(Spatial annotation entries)
* Start *

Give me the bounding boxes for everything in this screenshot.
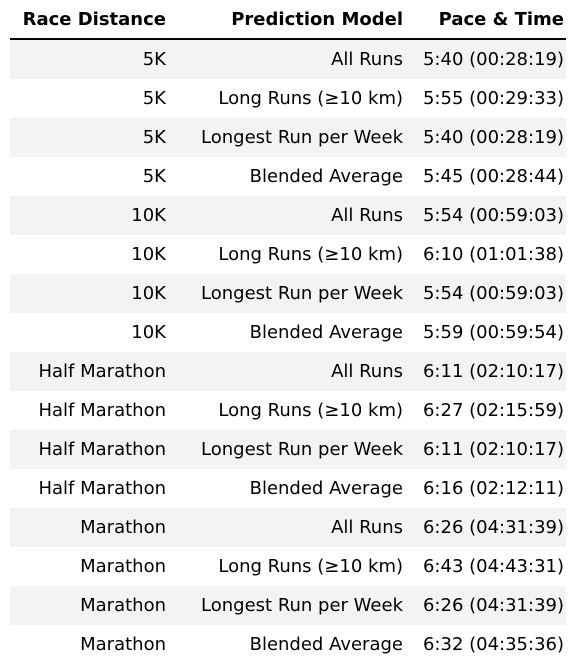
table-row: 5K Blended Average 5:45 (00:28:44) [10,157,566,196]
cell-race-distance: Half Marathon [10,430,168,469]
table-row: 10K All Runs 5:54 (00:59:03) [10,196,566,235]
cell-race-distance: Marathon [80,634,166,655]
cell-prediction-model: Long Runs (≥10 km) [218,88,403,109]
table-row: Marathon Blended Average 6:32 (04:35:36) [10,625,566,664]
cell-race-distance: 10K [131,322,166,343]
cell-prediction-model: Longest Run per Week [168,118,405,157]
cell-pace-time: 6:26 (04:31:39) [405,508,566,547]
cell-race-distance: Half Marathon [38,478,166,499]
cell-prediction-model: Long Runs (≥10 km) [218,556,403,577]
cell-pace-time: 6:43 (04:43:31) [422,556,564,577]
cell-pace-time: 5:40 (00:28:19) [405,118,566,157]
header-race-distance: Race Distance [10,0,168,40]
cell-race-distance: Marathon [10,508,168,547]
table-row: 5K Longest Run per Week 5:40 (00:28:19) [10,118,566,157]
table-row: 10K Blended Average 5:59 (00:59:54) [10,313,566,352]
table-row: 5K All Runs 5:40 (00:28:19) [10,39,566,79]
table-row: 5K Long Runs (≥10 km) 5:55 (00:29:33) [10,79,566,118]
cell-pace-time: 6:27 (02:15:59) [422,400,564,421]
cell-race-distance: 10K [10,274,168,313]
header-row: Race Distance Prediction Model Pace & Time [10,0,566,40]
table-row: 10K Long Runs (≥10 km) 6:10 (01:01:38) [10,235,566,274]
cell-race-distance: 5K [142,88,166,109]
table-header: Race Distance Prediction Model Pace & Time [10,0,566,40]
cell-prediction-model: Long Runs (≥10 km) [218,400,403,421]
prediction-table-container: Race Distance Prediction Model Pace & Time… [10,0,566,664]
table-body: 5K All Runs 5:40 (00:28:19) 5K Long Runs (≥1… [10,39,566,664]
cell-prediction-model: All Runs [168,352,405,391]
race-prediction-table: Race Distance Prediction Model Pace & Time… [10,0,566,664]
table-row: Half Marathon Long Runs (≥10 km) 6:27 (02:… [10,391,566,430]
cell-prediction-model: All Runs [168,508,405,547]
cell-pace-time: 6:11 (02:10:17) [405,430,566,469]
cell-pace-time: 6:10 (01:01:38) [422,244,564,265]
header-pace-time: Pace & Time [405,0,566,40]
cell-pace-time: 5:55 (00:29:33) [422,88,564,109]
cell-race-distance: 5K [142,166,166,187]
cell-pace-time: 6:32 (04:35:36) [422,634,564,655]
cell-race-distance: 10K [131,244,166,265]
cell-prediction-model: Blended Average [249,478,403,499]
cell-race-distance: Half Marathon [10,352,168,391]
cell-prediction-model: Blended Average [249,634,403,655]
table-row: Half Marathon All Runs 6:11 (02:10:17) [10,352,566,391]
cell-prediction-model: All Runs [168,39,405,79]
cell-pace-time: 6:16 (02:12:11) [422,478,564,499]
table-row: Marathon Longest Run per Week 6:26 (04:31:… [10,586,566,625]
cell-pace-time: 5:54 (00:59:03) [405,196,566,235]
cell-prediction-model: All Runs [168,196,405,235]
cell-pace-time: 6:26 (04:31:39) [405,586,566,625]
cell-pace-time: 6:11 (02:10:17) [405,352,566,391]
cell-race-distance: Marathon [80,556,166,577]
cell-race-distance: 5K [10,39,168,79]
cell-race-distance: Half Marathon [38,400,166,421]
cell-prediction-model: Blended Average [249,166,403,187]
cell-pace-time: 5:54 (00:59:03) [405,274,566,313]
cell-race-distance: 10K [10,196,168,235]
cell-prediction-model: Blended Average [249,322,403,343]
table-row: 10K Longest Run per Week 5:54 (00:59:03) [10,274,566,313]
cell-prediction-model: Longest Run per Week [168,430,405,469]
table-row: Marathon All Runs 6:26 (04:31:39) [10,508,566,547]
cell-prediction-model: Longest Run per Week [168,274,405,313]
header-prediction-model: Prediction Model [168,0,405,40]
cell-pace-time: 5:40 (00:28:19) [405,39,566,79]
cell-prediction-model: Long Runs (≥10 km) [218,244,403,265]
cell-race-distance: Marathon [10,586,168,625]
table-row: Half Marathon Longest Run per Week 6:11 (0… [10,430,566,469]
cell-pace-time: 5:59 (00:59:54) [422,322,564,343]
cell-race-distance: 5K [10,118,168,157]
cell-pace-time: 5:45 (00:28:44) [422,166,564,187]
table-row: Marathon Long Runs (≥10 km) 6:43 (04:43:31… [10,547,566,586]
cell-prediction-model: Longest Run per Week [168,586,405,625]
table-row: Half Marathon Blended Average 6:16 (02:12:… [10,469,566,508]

* End *

● Task
Copy out every line of the records above word for word, leaving out the pictures.

● Solution to this problem
Give me the bounding boxes for everything in this screenshot.
table-row: 5K Blended Average 5:45 (00:28:44) [10,157,566,196]
cell-race-distance: Half Marathon [10,430,168,469]
table-row: 10K All Runs 5:54 (00:59:03) [10,196,566,235]
cell-race-distance: Marathon [80,634,166,655]
cell-prediction-model: Long Runs (≥10 km) [218,88,403,109]
table-row: Marathon Blended Average 6:32 (04:35:36) [10,625,566,664]
cell-race-distance: 10K [131,322,166,343]
cell-prediction-model: Longest Run per Week [168,118,405,157]
cell-pace-time: 6:26 (04:31:39) [405,508,566,547]
cell-race-distance: Half Marathon [38,478,166,499]
cell-prediction-model: Long Runs (≥10 km) [218,556,403,577]
cell-pace-time: 6:43 (04:43:31) [422,556,564,577]
cell-pace-time: 5:40 (00:28:19) [405,118,566,157]
header-race-distance: Race Distance [10,0,168,40]
cell-race-distance: Marathon [10,508,168,547]
table-row: 5K Longest Run per Week 5:40 (00:28:19) [10,118,566,157]
table-row: 10K Blended Average 5:59 (00:59:54) [10,313,566,352]
table-row: 5K All Runs 5:40 (00:28:19) [10,39,566,79]
table-row: 5K Long Runs (≥10 km) 5:55 (00:29:33) [10,79,566,118]
cell-pace-time: 6:27 (02:15:59) [422,400,564,421]
cell-race-distance: 10K [10,274,168,313]
header-row: Race Distance Prediction Model Pace & Time [10,0,566,40]
table-row: 10K Long Runs (≥10 km) 6:10 (01:01:38) [10,235,566,274]
cell-race-distance: 5K [142,88,166,109]
table-header: Race Distance Prediction Model Pace & Time [10,0,566,40]
cell-prediction-model: Long Runs (≥10 km) [218,400,403,421]
prediction-table-container: Race Distance Prediction Model Pace & Time… [10,0,566,664]
table-body: 5K All Runs 5:40 (00:28:19) 5K Long Runs (≥1… [10,39,566,664]
cell-prediction-model: All Runs [168,352,405,391]
race-prediction-table: Race Distance Prediction Model Pace & Time… [10,0,566,664]
table-row: Half Marathon Long Runs (≥10 km) 6:27 (02:… [10,391,566,430]
cell-prediction-model: All Runs [168,508,405,547]
cell-pace-time: 6:11 (02:10:17) [405,430,566,469]
cell-pace-time: 6:10 (01:01:38) [422,244,564,265]
header-pace-time: Pace & Time [405,0,566,40]
cell-pace-time: 5:55 (00:29:33) [422,88,564,109]
cell-race-distance: 5K [142,166,166,187]
cell-pace-time: 6:32 (04:35:36) [422,634,564,655]
cell-race-distance: 10K [131,244,166,265]
cell-prediction-model: Blended Average [249,478,403,499]
cell-race-distance: Half Marathon [10,352,168,391]
cell-prediction-model: Blended Average [249,634,403,655]
table-row: Half Marathon All Runs 6:11 (02:10:17) [10,352,566,391]
cell-prediction-model: All Runs [168,39,405,79]
cell-pace-time: 6:16 (02:12:11) [422,478,564,499]
table-row: Marathon Longest Run per Week 6:26 (04:31:… [10,586,566,625]
cell-pace-time: 5:54 (00:59:03) [405,196,566,235]
cell-prediction-model: All Runs [168,196,405,235]
cell-pace-time: 6:26 (04:31:39) [405,586,566,625]
cell-pace-time: 6:11 (02:10:17) [405,352,566,391]
cell-race-distance: Marathon [80,556,166,577]
cell-race-distance: 5K [10,39,168,79]
cell-race-distance: Half Marathon [38,400,166,421]
cell-prediction-model: Blended Average [249,166,403,187]
cell-pace-time: 5:54 (00:59:03) [405,274,566,313]
cell-race-distance: 10K [10,196,168,235]
cell-prediction-model: Blended Average [249,322,403,343]
table-row: 10K Longest Run per Week 5:54 (00:59:03) [10,274,566,313]
cell-prediction-model: Longest Run per Week [168,430,405,469]
table-row: Marathon All Runs 6:26 (04:31:39) [10,508,566,547]
cell-prediction-model: Longest Run per Week [168,274,405,313]
header-prediction-model: Prediction Model [168,0,405,40]
cell-pace-time: 5:40 (00:28:19) [405,39,566,79]
cell-prediction-model: Long Runs (≥10 km) [218,244,403,265]
cell-race-distance: Marathon [10,586,168,625]
table-row: Half Marathon Longest Run per Week 6:11 (0… [10,430,566,469]
cell-pace-time: 5:59 (00:59:54) [422,322,564,343]
cell-race-distance: 5K [10,118,168,157]
cell-pace-time: 5:45 (00:28:44) [422,166,564,187]
table-row: Marathon Long Runs (≥10 km) 6:43 (04:43:31… [10,547,566,586]
cell-prediction-model: Longest Run per Week [168,586,405,625]
table-row: Half Marathon Blended Average 6:16 (02:12:… [10,469,566,508]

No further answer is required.